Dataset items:
--

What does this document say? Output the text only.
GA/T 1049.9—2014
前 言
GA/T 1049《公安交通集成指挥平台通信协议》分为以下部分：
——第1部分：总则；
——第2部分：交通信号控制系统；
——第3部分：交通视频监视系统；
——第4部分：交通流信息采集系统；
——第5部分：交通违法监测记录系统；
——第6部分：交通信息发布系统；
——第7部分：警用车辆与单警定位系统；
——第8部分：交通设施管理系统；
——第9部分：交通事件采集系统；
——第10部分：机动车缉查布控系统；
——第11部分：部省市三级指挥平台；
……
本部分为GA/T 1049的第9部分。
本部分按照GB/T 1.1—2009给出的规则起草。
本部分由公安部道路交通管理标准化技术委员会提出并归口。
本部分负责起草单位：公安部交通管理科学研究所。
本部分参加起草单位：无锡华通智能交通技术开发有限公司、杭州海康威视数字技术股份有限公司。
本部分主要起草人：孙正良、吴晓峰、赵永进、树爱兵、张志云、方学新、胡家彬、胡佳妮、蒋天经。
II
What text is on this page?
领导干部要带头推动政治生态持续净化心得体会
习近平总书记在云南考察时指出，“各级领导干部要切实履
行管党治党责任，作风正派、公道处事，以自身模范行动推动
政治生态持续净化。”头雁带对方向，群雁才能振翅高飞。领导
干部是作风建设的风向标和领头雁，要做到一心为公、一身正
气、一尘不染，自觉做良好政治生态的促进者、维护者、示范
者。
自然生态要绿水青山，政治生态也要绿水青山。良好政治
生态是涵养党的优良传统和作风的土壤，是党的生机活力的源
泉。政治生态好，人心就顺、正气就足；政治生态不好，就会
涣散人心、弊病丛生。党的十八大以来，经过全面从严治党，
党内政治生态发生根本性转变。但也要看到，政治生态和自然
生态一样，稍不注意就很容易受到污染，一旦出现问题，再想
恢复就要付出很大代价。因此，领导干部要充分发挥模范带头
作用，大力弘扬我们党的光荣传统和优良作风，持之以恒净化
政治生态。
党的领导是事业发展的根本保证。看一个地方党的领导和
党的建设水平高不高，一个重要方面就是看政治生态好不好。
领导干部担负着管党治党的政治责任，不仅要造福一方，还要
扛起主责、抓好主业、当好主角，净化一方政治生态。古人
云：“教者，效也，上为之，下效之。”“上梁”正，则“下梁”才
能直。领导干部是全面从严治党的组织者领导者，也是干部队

--

TASK: Every line from the line containing "What text is on this page?" to the last line of the material above must be repeated exactly, and no other line.

FINISHED ANSWER:
What text is on this page?
领导干部要带头推动政治生态持续净化心得体会
习近平总书记在云南考察时指出，“各级领导干部要切实履
行管党治党责任，作风正派、公道处事，以自身模范行动推动
政治生态持续净化。”头雁带对方向，群雁才能振翅高飞。领导
干部是作风建设的风向标和领头雁，要做到一心为公、一身正
气、一尘不染，自觉做良好政治生态的促进者、维护者、示范
者。
自然生态要绿水青山，政治生态也要绿水青山。良好政治
生态是涵养党的优良传统和作风的土壤，是党的生机活力的源
泉。政治生态好，人心就顺、正气就足；政治生态不好，就会
涣散人心、弊病丛生。党的十八大以来，经过全面从严治党，
党内政治生态发生根本性转变。但也要看到，政治生态和自然
生态一样，稍不注意就很容易受到污染，一旦出现问题，再想
恢复就要付出很大代价。因此，领导干部要充分发挥模范带头
作用，大力弘扬我们党的光荣传统和优良作风，持之以恒净化
政治生态。
党的领导是事业发展的根本保证。看一个地方党的领导和
党的建设水平高不高，一个重要方面就是看政治生态好不好。
领导干部担负着管党治党的政治责任，不仅要造福一方，还要
扛起主责、抓好主业、当好主角，净化一方政治生态。古人
云：“教者，效也，上为之，下效之。”“上梁”正，则“下梁”才
能直。领导干部是全面从严治党的组织者领导者，也是干部队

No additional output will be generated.